> [Aim]: Repeat each line exactly, leaving nothing out.

> [Material shown]:
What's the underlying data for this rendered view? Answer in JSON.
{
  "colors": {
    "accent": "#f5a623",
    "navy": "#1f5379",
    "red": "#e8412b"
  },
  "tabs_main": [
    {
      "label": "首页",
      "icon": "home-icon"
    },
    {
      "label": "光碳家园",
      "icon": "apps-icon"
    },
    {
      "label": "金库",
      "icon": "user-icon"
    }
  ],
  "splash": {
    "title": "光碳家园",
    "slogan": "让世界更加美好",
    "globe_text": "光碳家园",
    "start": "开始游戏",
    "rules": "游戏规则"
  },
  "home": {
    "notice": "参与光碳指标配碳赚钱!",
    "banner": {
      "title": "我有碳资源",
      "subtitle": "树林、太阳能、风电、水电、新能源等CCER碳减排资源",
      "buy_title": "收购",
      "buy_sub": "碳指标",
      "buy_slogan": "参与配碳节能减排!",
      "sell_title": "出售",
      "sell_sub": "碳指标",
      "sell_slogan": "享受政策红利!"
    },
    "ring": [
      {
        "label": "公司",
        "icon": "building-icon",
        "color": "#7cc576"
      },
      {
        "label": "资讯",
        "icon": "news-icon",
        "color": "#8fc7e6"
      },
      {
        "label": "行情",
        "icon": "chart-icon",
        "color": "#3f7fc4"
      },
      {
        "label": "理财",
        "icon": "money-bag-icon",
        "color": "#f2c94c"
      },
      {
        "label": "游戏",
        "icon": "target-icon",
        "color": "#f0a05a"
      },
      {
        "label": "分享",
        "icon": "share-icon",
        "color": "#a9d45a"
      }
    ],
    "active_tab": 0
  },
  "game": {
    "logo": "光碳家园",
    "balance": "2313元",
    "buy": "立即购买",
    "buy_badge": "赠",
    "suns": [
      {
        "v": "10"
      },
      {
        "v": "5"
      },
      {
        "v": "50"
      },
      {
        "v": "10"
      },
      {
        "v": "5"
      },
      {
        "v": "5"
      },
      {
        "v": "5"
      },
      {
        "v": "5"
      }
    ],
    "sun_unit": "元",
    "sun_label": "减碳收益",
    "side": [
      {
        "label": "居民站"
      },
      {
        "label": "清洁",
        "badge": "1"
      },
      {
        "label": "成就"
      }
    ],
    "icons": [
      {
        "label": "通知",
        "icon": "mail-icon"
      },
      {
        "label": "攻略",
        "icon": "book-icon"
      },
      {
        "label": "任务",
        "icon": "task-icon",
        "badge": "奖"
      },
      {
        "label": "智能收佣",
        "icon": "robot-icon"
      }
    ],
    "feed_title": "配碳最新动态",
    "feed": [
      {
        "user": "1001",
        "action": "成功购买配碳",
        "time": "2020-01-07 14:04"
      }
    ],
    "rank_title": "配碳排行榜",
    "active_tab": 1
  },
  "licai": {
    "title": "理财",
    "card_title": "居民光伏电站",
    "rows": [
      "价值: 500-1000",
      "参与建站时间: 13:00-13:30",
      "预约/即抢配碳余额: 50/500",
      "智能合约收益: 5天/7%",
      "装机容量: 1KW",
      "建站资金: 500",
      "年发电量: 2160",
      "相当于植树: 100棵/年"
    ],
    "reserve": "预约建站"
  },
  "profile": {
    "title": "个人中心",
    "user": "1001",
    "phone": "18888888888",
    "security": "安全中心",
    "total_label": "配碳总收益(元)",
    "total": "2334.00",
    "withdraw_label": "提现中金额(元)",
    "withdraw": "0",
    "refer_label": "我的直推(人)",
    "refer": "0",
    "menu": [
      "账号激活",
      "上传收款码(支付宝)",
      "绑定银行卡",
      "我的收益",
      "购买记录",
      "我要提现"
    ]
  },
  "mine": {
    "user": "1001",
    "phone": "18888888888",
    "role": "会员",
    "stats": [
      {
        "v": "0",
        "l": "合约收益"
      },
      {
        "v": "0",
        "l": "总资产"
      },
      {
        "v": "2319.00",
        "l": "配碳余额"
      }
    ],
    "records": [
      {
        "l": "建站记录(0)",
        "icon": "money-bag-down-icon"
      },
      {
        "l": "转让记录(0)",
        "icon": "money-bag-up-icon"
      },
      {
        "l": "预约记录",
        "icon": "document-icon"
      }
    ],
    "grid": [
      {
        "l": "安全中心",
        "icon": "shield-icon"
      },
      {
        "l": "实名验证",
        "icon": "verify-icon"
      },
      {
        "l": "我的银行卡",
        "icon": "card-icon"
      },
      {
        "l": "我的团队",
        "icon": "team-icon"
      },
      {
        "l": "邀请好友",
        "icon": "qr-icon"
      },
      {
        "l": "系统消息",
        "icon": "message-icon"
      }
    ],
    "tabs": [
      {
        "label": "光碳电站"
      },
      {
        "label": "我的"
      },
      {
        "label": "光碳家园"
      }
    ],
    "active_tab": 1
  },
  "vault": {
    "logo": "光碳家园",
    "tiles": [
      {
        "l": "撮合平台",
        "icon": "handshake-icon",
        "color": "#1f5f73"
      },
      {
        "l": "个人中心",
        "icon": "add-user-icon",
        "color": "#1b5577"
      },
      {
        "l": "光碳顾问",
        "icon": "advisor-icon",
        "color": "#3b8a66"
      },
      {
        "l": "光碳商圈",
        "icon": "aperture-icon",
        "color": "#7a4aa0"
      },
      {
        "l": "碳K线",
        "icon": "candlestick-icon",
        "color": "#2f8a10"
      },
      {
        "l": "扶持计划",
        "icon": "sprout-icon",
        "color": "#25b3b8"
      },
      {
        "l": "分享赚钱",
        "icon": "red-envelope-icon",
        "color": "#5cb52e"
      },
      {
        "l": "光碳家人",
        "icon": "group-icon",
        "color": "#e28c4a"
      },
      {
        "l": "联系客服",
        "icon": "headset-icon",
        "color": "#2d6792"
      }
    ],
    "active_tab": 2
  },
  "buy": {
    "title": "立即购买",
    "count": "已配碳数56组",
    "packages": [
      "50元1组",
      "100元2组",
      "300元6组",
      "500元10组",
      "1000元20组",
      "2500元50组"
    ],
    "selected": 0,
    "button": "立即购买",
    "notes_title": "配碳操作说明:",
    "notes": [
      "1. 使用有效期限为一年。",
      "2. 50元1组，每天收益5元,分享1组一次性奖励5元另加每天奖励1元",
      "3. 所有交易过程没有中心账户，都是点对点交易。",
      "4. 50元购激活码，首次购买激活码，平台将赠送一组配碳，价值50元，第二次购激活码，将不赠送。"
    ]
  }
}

> [Answer below]:
What's the underlying data for this rendered view? Answer in JSON.
{
  "colors": {
    "accent": "#f5a623",
    "navy": "#1f5379",
    "red": "#e8412b"
  },
  "tabs_main": [
    {
      "label": "首页",
      "icon": "home-icon"
    },
    {
      "label": "光碳家园",
      "icon": "apps-icon"
    },
    {
      "label": "金库",
      "icon": "user-icon"
    }
  ],
  "splash": {
    "title": "光碳家园",
    "slogan": "让世界更加美好",
    "globe_text": "光碳家园",
    "start": "开始游戏",
    "rules": "游戏规则"
  },
  "home": {
    "notice": "参与光碳指标配碳赚钱!",
    "banner": {
      "title": "我有碳资源",
      "subtitle": "树林、太阳能、风电、水电、新能源等CCER碳减排资源",
      "buy_title": "收购",
      "buy_sub": "碳指标",
      "buy_slogan": "参与配碳节能减排!",
      "sell_title": "出售",
      "sell_sub": "碳指标",
      "sell_slogan": "享受政策红利!"
    },
    "ring": [
      {
        "label": "公司",
        "icon": "building-icon",
        "color": "#7cc576"
      },
      {
        "label": "资讯",
        "icon": "news-icon",
        "color": "#8fc7e6"
      },
      {
        "label": "行情",
        "icon": "chart-icon",
        "color": "#3f7fc4"
      },
      {
        "label": "理财",
        "icon": "money-bag-icon",
        "color": "#f2c94c"
      },
      {
        "label": "游戏",
        "icon": "target-icon",
        "color": "#f0a05a"
      },
      {
        "label": "分享",
        "icon": "share-icon",
        "color": "#a9d45a"
      }
    ],
    "active_tab": 0
  },
  "game": {
    "logo": "光碳家园",
    "balance": "2313元",
    "buy": "立即购买",
    "buy_badge": "赠",
    "suns": [
      {
        "v": "10"
      },
      {
        "v": "5"
      },
      {
        "v": "50"
      },
      {
        "v": "10"
      },
      {
        "v": "5"
      },
      {
        "v": "5"
      },
      {
        "v": "5"
      },
      {
        "v": "5"
      }
    ],
    "sun_unit": "元",
    "sun_label": "减碳收益",
    "side": [
      {
        "label": "居民站"
      },
      {
        "label": "清洁",
        "badge": "1"
      },
      {
        "label": "成就"
      }
    ],
    "icons": [
      {
        "label": "通知",
        "icon": "mail-icon"
      },
      {
        "label": "攻略",
        "icon": "book-icon"
      },
      {
        "label": "任务",
        "icon": "task-icon",
        "badge": "奖"
      },
      {
        "label": "智能收佣",
        "icon": "robot-icon"
      }
    ],
    "feed_title": "配碳最新动态",
    "feed": [
      {
        "user": "1001",
        "action": "成功购买配碳",
        "time": "2020-01-07 14:04"
      }
    ],
    "rank_title": "配碳排行榜",
    "active_tab": 1
  },
  "licai": {
    "title": "理财",
    "card_title": "居民光伏电站",
    "rows": [
      "价值: 500-1000",
      "参与建站时间: 13:00-13:30",
      "预约/即抢配碳余额: 50/500",
      "智能合约收益: 5天/7%",
      "装机容量: 1KW",
      "建站资金: 500",
      "年发电量: 2160",
      "相当于植树: 100棵/年"
    ],
    "reserve": "预约建站"
  },
  "profile": {
    "title": "个人中心",
    "user": "1001",
    "phone": "18888888888",
    "security": "安全中心",
    "total_label": "配碳总收益(元)",
    "total": "2334.00",
    "withdraw_label": "提现中金额(元)",
    "withdraw": "0",
    "refer_label": "我的直推(人)",
    "refer": "0",
    "menu": [
      "账号激活",
      "上传收款码(支付宝)",
      "绑定银行卡",
      "我的收益",
      "购买记录",
      "我要提现"
    ]
  },
  "mine": {
    "user": "1001",
    "phone": "18888888888",
    "role": "会员",
    "stats": [
      {
        "v": "0",
        "l": "合约收益"
      },
      {
        "v": "0",
        "l": "总资产"
      },
      {
        "v": "2319.00",
        "l": "配碳余额"
      }
    ],
    "records": [
      {
        "l": "建站记录(0)",
        "icon": "money-bag-down-icon"
      },
      {
        "l": "转让记录(0)",
        "icon": "money-bag-up-icon"
      },
      {
        "l": "预约记录",
        "icon": "document-icon"
      }
    ],
    "grid": [
      {
        "l": "安全中心",
        "icon": "shield-icon"
      },
      {
        "l": "实名验证",
        "icon": "verify-icon"
      },
      {
        "l": "我的银行卡",
        "icon": "card-icon"
      },
      {
        "l": "我的团队",
        "icon": "team-icon"
      },
      {
        "l": "邀请好友",
        "icon": "qr-icon"
      },
      {
        "l": "系统消息",
        "icon": "message-icon"
      }
    ],
    "tabs": [
      {
        "label": "光碳电站"
      },
      {
        "label": "我的"
      },
      {
        "label": "光碳家园"
      }
    ],
    "active_tab": 1
  },
  "vault": {
    "logo": "光碳家园",
    "tiles": [
      {
        "l": "撮合平台",
        "icon": "handshake-icon",
        "color": "#1f5f73"
      },
      {
        "l": "个人中心",
        "icon": "add-user-icon",
        "color": "#1b5577"
      },
      {
        "l": "光碳顾问",
        "icon": "advisor-icon",
        "color": "#3b8a66"
      },
      {
        "l": "光碳商圈",
        "icon": "aperture-icon",
        "color": "#7a4aa0"
      },
      {
        "l": "碳K线",
        "icon": "candlestick-icon",
        "color": "#2f8a10"
      },
      {
        "l": "扶持计划",
        "icon": "sprout-icon",
        "color": "#25b3b8"
      },
      {
        "l": "分享赚钱",
        "icon": "red-envelope-icon",
        "color": "#5cb52e"
      },
      {
        "l": "光碳家人",
        "icon": "group-icon",
        "color": "#e28c4a"
      },
      {
        "l": "联系客服",
        "icon": "headset-icon",
        "color": "#2d6792"
      }
    ],
    "active_tab": 2
  },
  "buy": {
    "title": "立即购买",
    "count": "已配碳数56组",
    "packages": [
      "50元1组",
      "100元2组",
      "300元6组",
      "500元10组",
      "1000元20组",
      "2500元50组"
    ],
    "selected": 0,
    "button": "立即购买",
    "notes_title": "配碳操作说明:",
    "notes": [
      "1. 使用有效期限为一年。",
      "2. 50元1组，每天收益5元,分享1组一次性奖励5元另加每天奖励1元",
      "3. 所有交易过程没有中心账户，都是点对点交易。",
      "4. 50元购激活码，首次购买激活码，平台将赠送一组配碳，价值50元，第二次购激活码，将不赠送。"
    ]
  }
}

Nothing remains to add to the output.